┌──

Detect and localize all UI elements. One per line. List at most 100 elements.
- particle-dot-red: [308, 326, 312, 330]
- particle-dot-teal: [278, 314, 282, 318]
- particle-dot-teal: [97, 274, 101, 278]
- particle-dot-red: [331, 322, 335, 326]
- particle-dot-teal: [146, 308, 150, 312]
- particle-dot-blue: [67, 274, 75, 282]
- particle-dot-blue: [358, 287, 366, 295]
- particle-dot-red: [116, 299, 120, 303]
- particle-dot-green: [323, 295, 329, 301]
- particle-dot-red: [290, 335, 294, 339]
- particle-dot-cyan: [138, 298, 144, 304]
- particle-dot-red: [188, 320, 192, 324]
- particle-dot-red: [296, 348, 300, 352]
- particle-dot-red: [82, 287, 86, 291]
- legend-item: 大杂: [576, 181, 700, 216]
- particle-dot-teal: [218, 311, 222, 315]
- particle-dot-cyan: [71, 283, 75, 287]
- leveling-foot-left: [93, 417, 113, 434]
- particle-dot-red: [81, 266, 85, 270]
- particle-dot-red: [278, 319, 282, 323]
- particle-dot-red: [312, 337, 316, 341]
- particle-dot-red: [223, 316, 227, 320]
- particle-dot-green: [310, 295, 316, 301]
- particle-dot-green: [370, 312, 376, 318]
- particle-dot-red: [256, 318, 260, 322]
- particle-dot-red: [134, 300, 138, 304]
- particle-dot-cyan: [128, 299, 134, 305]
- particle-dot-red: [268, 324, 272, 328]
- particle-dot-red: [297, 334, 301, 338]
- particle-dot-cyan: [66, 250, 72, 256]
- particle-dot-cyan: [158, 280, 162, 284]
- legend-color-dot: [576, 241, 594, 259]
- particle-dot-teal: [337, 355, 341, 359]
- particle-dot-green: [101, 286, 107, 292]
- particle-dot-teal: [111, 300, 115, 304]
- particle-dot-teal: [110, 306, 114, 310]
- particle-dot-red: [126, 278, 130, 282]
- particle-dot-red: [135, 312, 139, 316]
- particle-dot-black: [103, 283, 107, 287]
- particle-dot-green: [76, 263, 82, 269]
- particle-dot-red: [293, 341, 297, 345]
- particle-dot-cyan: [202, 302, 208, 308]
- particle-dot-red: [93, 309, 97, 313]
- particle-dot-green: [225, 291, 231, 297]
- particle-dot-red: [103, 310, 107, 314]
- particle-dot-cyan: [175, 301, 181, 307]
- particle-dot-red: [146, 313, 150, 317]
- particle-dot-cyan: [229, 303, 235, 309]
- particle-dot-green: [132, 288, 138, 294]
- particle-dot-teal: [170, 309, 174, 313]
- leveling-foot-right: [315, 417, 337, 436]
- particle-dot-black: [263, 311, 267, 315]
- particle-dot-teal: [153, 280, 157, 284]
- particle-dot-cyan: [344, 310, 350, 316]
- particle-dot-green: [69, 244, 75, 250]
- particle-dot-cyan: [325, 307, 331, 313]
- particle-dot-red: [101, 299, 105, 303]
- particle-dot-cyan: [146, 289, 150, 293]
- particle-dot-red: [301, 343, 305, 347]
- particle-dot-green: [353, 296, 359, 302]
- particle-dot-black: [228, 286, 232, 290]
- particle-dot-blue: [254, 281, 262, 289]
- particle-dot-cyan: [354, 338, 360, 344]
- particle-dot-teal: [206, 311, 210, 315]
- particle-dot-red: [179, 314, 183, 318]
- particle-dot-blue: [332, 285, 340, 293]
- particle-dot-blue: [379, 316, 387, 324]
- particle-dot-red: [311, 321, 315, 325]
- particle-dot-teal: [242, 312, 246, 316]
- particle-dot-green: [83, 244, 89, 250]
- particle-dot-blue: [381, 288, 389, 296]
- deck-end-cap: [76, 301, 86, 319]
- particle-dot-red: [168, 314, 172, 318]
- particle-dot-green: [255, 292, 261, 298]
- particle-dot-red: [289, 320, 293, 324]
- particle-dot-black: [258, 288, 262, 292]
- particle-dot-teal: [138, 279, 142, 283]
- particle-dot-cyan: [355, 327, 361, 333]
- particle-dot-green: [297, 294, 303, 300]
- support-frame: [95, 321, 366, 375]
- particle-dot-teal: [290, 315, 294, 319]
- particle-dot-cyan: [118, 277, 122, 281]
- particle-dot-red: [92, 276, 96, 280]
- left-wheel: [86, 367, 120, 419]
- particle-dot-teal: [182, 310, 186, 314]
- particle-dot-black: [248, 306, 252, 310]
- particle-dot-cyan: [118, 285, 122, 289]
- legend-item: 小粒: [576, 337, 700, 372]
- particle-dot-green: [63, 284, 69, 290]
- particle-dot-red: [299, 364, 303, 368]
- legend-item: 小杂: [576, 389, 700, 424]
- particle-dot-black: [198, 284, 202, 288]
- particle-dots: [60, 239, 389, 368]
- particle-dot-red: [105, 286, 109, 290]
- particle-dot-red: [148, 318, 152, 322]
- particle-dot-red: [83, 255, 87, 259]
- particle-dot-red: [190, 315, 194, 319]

└──

Put the lines above into a Markdown table with two columns, Row and Entry. Number each line in Row, put the line itself in Entry, and skip any blank lines.

## RESPONSE TO THE TASK
| Row | Entry |
|---|---|
| 1 | Detect and localize all UI elements. One per line. List at most 100 elements. |
| 2 | - particle-dot-red: [308, 326, 312, 330] |
| 3 | - particle-dot-teal: [278, 314, 282, 318] |
| 4 | - particle-dot-teal: [97, 274, 101, 278] |
| 5 | - particle-dot-red: [331, 322, 335, 326] |
| 6 | - particle-dot-teal: [146, 308, 150, 312] |
| 7 | - particle-dot-blue: [67, 274, 75, 282] |
| 8 | - particle-dot-blue: [358, 287, 366, 295] |
| 9 | - particle-dot-red: [116, 299, 120, 303] |
| 10 | - particle-dot-green: [323, 295, 329, 301] |
| 11 | - particle-dot-red: [290, 335, 294, 339] |
| 12 | - particle-dot-cyan: [138, 298, 144, 304] |
| 13 | - particle-dot-red: [188, 320, 192, 324] |
| 14 | - particle-dot-red: [296, 348, 300, 352] |
| 15 | - particle-dot-red: [82, 287, 86, 291] |
| 16 | - legend-item: 大杂: [576, 181, 700, 216] |
| 17 | - particle-dot-teal: [218, 311, 222, 315] |
| 18 | - particle-dot-cyan: [71, 283, 75, 287] |
| 19 | - leveling-foot-left: [93, 417, 113, 434] |
| 20 | - particle-dot-red: [81, 266, 85, 270] |
| 21 | - particle-dot-red: [278, 319, 282, 323] |
| 22 | - particle-dot-red: [312, 337, 316, 341] |
| 23 | - particle-dot-red: [223, 316, 227, 320] |
| 24 | - particle-dot-green: [310, 295, 316, 301] |
| 25 | - particle-dot-green: [370, 312, 376, 318] |
| 26 | - particle-dot-red: [256, 318, 260, 322] |
| 27 | - particle-dot-red: [134, 300, 138, 304] |
| 28 | - particle-dot-cyan: [128, 299, 134, 305] |
| 29 | - particle-dot-red: [268, 324, 272, 328] |
| 30 | - particle-dot-red: [297, 334, 301, 338] |
| 31 | - particle-dot-cyan: [66, 250, 72, 256] |
| 32 | - particle-dot-cyan: [158, 280, 162, 284] |
| 33 | - legend-color-dot: [576, 241, 594, 259] |
| 34 | - particle-dot-teal: [337, 355, 341, 359] |
| 35 | - particle-dot-green: [101, 286, 107, 292] |
| 36 | - particle-dot-teal: [111, 300, 115, 304] |
| 37 | - particle-dot-teal: [110, 306, 114, 310] |
| 38 | - particle-dot-red: [126, 278, 130, 282] |
| 39 | - particle-dot-red: [135, 312, 139, 316] |
| 40 | - particle-dot-black: [103, 283, 107, 287] |
| 41 | - particle-dot-green: [76, 263, 82, 269] |
| 42 | - particle-dot-red: [293, 341, 297, 345] |
| 43 | - particle-dot-cyan: [202, 302, 208, 308] |
| 44 | - particle-dot-red: [93, 309, 97, 313] |
| 45 | - particle-dot-green: [225, 291, 231, 297] |
| 46 | - particle-dot-red: [103, 310, 107, 314] |
| 47 | - particle-dot-cyan: [175, 301, 181, 307] |
| 48 | - particle-dot-red: [146, 313, 150, 317] |
| 49 | - particle-dot-cyan: [229, 303, 235, 309] |
| 50 | - particle-dot-green: [132, 288, 138, 294] |
| 51 | - particle-dot-teal: [170, 309, 174, 313] |
| 52 | - leveling-foot-right: [315, 417, 337, 436] |
| 53 | - particle-dot-black: [263, 311, 267, 315] |
| 54 | - particle-dot-teal: [153, 280, 157, 284] |
| 55 | - particle-dot-cyan: [344, 310, 350, 316] |
| 56 | - particle-dot-green: [69, 244, 75, 250] |
| 57 | - particle-dot-cyan: [325, 307, 331, 313] |
| 58 | - particle-dot-red: [101, 299, 105, 303] |
| 59 | - particle-dot-cyan: [146, 289, 150, 293] |
| 60 | - particle-dot-red: [301, 343, 305, 347] |
| 61 | - particle-dot-green: [353, 296, 359, 302] |
| 62 | - particle-dot-black: [228, 286, 232, 290] |
| 63 | - particle-dot-blue: [254, 281, 262, 289] |
| 64 | - particle-dot-cyan: [354, 338, 360, 344] |
| 65 | - particle-dot-teal: [206, 311, 210, 315] |
| 66 | - particle-dot-red: [179, 314, 183, 318] |
| 67 | - particle-dot-blue: [332, 285, 340, 293] |
| 68 | - particle-dot-blue: [379, 316, 387, 324] |
| 69 | - particle-dot-red: [311, 321, 315, 325] |
| 70 | - particle-dot-teal: [242, 312, 246, 316] |
| 71 | - particle-dot-green: [83, 244, 89, 250] |
| 72 | - particle-dot-blue: [381, 288, 389, 296] |
| 73 | - deck-end-cap: [76, 301, 86, 319] |
| 74 | - particle-dot-red: [168, 314, 172, 318] |
| 75 | - particle-dot-green: [255, 292, 261, 298] |
| 76 | - particle-dot-red: [289, 320, 293, 324] |
| 77 | - particle-dot-black: [258, 288, 262, 292] |
| 78 | - particle-dot-teal: [138, 279, 142, 283] |
| 79 | - particle-dot-cyan: [355, 327, 361, 333] |
| 80 | - particle-dot-green: [297, 294, 303, 300] |
| 81 | - support-frame: [95, 321, 366, 375] |
| 82 | - particle-dot-teal: [290, 315, 294, 319] |
| 83 | - particle-dot-cyan: [118, 277, 122, 281] |
| 84 | - particle-dot-red: [92, 276, 96, 280] |
| 85 | - left-wheel: [86, 367, 120, 419] |
| 86 | - particle-dot-teal: [182, 310, 186, 314] |
| 87 | - particle-dot-black: [248, 306, 252, 310] |
| 88 | - particle-dot-cyan: [118, 285, 122, 289] |
| 89 | - legend-item: 小粒: [576, 337, 700, 372] |
| 90 | - particle-dot-green: [63, 284, 69, 290] |
| 91 | - particle-dot-red: [299, 364, 303, 368] |
| 92 | - legend-item: 小杂: [576, 389, 700, 424] |
| 93 | - particle-dot-black: [198, 284, 202, 288] |
| 94 | - particle-dots: [60, 239, 389, 368] |
| 95 | - particle-dot-red: [105, 286, 109, 290] |
| 96 | - particle-dot-red: [148, 318, 152, 322] |
| 97 | - particle-dot-red: [83, 255, 87, 259] |
| 98 | - particle-dot-red: [190, 315, 194, 319] |